## Exercise prompt
Print each line of the listing once more, precisely as given.

======

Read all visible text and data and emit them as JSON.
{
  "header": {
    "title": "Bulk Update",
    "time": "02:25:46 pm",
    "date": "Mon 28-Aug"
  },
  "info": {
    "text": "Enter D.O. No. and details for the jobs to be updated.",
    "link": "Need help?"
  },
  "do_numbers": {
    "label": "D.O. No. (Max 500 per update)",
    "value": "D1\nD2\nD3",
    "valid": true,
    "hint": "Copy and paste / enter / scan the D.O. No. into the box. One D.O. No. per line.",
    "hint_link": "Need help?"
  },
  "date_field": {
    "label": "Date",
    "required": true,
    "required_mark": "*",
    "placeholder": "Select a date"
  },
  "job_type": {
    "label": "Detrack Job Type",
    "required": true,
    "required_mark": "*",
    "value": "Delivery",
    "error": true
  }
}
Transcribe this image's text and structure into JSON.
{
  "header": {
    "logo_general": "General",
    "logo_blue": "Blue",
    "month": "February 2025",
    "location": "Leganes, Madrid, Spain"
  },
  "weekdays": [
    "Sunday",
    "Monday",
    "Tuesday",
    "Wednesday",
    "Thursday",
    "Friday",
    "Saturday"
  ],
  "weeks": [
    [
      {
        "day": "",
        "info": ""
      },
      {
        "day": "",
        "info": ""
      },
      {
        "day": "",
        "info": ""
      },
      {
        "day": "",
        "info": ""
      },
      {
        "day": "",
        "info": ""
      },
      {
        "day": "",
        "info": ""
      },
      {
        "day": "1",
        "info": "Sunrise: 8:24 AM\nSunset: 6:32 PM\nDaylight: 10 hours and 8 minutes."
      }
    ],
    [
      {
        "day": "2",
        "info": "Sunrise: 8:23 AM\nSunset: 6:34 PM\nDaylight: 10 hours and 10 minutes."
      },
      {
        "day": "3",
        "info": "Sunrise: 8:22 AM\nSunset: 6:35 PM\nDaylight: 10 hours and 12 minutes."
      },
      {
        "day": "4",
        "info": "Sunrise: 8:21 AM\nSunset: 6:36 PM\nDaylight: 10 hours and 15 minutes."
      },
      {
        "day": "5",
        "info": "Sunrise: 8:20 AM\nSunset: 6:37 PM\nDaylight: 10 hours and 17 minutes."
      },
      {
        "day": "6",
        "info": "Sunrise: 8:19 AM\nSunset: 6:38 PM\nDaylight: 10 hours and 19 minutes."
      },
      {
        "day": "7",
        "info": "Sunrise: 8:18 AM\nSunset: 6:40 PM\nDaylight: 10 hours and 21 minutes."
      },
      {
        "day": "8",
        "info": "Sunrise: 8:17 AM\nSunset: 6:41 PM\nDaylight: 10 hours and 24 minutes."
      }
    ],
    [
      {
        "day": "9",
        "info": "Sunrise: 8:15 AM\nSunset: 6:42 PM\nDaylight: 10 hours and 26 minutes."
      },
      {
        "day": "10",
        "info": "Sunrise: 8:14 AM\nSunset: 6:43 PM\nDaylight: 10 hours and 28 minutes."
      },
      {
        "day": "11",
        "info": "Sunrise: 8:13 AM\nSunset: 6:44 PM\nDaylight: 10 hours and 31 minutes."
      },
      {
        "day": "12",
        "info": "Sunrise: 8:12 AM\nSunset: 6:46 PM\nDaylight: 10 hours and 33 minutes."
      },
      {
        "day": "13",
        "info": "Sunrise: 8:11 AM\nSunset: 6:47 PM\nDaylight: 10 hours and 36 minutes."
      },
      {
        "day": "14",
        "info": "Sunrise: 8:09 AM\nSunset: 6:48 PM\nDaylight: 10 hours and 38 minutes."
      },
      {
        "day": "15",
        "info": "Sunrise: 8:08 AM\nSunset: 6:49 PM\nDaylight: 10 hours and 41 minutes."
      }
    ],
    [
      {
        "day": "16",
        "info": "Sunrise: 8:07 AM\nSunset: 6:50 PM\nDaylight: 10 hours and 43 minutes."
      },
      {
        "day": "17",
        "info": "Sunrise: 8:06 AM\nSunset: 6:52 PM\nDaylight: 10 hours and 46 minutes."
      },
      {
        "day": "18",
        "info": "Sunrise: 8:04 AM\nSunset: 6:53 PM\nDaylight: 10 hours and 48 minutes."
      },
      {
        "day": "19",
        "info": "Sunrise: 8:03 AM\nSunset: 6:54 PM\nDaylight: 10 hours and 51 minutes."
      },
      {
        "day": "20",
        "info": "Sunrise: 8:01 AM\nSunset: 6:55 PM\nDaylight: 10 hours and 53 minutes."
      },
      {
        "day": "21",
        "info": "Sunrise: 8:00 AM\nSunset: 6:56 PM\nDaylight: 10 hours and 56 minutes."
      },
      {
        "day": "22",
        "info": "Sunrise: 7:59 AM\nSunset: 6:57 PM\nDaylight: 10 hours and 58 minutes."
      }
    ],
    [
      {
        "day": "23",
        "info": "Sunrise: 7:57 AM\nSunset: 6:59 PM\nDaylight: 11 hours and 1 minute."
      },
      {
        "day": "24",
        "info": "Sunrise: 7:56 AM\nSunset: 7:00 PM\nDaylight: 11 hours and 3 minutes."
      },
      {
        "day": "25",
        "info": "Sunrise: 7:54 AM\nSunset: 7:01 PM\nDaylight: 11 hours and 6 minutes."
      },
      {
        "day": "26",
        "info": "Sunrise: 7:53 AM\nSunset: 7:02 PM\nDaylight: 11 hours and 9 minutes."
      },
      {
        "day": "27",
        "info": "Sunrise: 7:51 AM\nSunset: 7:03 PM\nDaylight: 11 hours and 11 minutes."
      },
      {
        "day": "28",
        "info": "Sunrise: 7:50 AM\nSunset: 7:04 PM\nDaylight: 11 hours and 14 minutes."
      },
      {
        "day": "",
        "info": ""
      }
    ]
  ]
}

======

## Finished task
Read all visible text and data and emit them as JSON.
{
  "header": {
    "title": "Bulk Update",
    "time": "02:25:46 pm",
    "date": "Mon 28-Aug"
  },
  "info": {
    "text": "Enter D.O. No. and details for the jobs to be updated.",
    "link": "Need help?"
  },
  "do_numbers": {
    "label": "D.O. No. (Max 500 per update)",
    "value": "D1\nD2\nD3",
    "valid": true,
    "hint": "Copy and paste / enter / scan the D.O. No. into the box. One D.O. No. per line.",
    "hint_link": "Need help?"
  },
  "date_field": {
    "label": "Date",
    "required": true,
    "required_mark": "*",
    "placeholder": "Select a date"
  },
  "job_type": {
    "label": "Detrack Job Type",
    "required": true,
    "required_mark": "*",
    "value": "Delivery",
    "error": true
  }
}
Transcribe this image's text and structure into JSON.
{
  "header": {
    "logo_general": "General",
    "logo_blue": "Blue",
    "month": "February 2025",
    "location": "Leganes, Madrid, Spain"
  },
  "weekdays": [
    "Sunday",
    "Monday",
    "Tuesday",
    "Wednesday",
    "Thursday",
    "Friday",
    "Saturday"
  ],
  "weeks": [
    [
      {
        "day": "",
        "info": ""
      },
      {
        "day": "",
        "info": ""
      },
      {
        "day": "",
        "info": ""
      },
      {
        "day": "",
        "info": ""
      },
      {
        "day": "",
        "info": ""
      },
      {
        "day": "",
        "info": ""
      },
      {
        "day": "1",
        "info": "Sunrise: 8:24 AM\nSunset: 6:32 PM\nDaylight: 10 hours and 8 minutes."
      }
    ],
    [
      {
        "day": "2",
        "info": "Sunrise: 8:23 AM\nSunset: 6:34 PM\nDaylight: 10 hours and 10 minutes."
      },
      {
        "day": "3",
        "info": "Sunrise: 8:22 AM\nSunset: 6:35 PM\nDaylight: 10 hours and 12 minutes."
      },
      {
        "day": "4",
        "info": "Sunrise: 8:21 AM\nSunset: 6:36 PM\nDaylight: 10 hours and 15 minutes."
      },
      {
        "day": "5",
        "info": "Sunrise: 8:20 AM\nSunset: 6:37 PM\nDaylight: 10 hours and 17 minutes."
      },
      {
        "day": "6",
        "info": "Sunrise: 8:19 AM\nSunset: 6:38 PM\nDaylight: 10 hours and 19 minutes."
      },
      {
        "day": "7",
        "info": "Sunrise: 8:18 AM\nSunset: 6:40 PM\nDaylight: 10 hours and 21 minutes."
      },
      {
        "day": "8",
        "info": "Sunrise: 8:17 AM\nSunset: 6:41 PM\nDaylight: 10 hours and 24 minutes."
      }
    ],
    [
      {
        "day": "9",
        "info": "Sunrise: 8:15 AM\nSunset: 6:42 PM\nDaylight: 10 hours and 26 minutes."
      },
      {
        "day": "10",
        "info": "Sunrise: 8:14 AM\nSunset: 6:43 PM\nDaylight: 10 hours and 28 minutes."
      },
      {
        "day": "11",
        "info": "Sunrise: 8:13 AM\nSunset: 6:44 PM\nDaylight: 10 hours and 31 minutes."
      },
      {
        "day": "12",
        "info": "Sunrise: 8:12 AM\nSunset: 6:46 PM\nDaylight: 10 hours and 33 minutes."
      },
      {
        "day": "13",
        "info": "Sunrise: 8:11 AM\nSunset: 6:47 PM\nDaylight: 10 hours and 36 minutes."
      },
      {
        "day": "14",
        "info": "Sunrise: 8:09 AM\nSunset: 6:48 PM\nDaylight: 10 hours and 38 minutes."
      },
      {
        "day": "15",
        "info": "Sunrise: 8:08 AM\nSunset: 6:49 PM\nDaylight: 10 hours and 41 minutes."
      }
    ],
    [
      {
        "day": "16",
        "info": "Sunrise: 8:07 AM\nSunset: 6:50 PM\nDaylight: 10 hours and 43 minutes."
      },
      {
        "day": "17",
        "info": "Sunrise: 8:06 AM\nSunset: 6:52 PM\nDaylight: 10 hours and 46 minutes."
      },
      {
        "day": "18",
        "info": "Sunrise: 8:04 AM\nSunset: 6:53 PM\nDaylight: 10 hours and 48 minutes."
      },
      {
        "day": "19",
        "info": "Sunrise: 8:03 AM\nSunset: 6:54 PM\nDaylight: 10 hours and 51 minutes."
      },
      {
        "day": "20",
        "info": "Sunrise: 8:01 AM\nSunset: 6:55 PM\nDaylight: 10 hours and 53 minutes."
      },
      {
        "day": "21",
        "info": "Sunrise: 8:00 AM\nSunset: 6:56 PM\nDaylight: 10 hours and 56 minutes."
      },
      {
        "day": "22",
        "info": "Sunrise: 7:59 AM\nSunset: 6:57 PM\nDaylight: 10 hours and 58 minutes."
      }
    ],
    [
      {
        "day": "23",
        "info": "Sunrise: 7:57 AM\nSunset: 6:59 PM\nDaylight: 11 hours and 1 minute."
      },
      {
        "day": "24",
        "info": "Sunrise: 7:56 AM\nSunset: 7:00 PM\nDaylight: 11 hours and 3 minutes."
      },
      {
        "day": "25",
        "info": "Sunrise: 7:54 AM\nSunset: 7:01 PM\nDaylight: 11 hours and 6 minutes."
      },
      {
        "day": "26",
        "info": "Sunrise: 7:53 AM\nSunset: 7:02 PM\nDaylight: 11 hours and 9 minutes."
      },
      {
        "day": "27",
        "info": "Sunrise: 7:51 AM\nSunset: 7:03 PM\nDaylight: 11 hours and 11 minutes."
      },
      {
        "day": "28",
        "info": "Sunrise: 7:50 AM\nSunset: 7:04 PM\nDaylight: 11 hours and 14 minutes."
      },
      {
        "day": "",
        "info": ""
      }
    ]
  ]
}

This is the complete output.